■ EXERCISE AIM
Read through the entries below and return each line with the word "image".

#### DATA FOR PROCESSING

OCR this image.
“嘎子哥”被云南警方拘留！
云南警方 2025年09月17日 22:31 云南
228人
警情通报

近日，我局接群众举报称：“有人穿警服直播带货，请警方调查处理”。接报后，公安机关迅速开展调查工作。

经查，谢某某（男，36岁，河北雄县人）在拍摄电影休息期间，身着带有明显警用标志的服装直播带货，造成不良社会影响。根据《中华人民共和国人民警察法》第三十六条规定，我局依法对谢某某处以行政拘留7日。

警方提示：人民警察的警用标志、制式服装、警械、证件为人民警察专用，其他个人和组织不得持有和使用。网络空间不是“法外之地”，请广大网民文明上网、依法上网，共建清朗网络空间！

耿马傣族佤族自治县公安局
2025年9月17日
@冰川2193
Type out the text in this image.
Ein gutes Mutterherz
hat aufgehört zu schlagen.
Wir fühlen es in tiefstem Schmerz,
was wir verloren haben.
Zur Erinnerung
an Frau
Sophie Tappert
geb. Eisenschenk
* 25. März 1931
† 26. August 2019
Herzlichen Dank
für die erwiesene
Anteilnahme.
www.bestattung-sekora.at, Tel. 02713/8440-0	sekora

########

■ WRITTEN ANSWER
OCR this image.
Type out the text in this image.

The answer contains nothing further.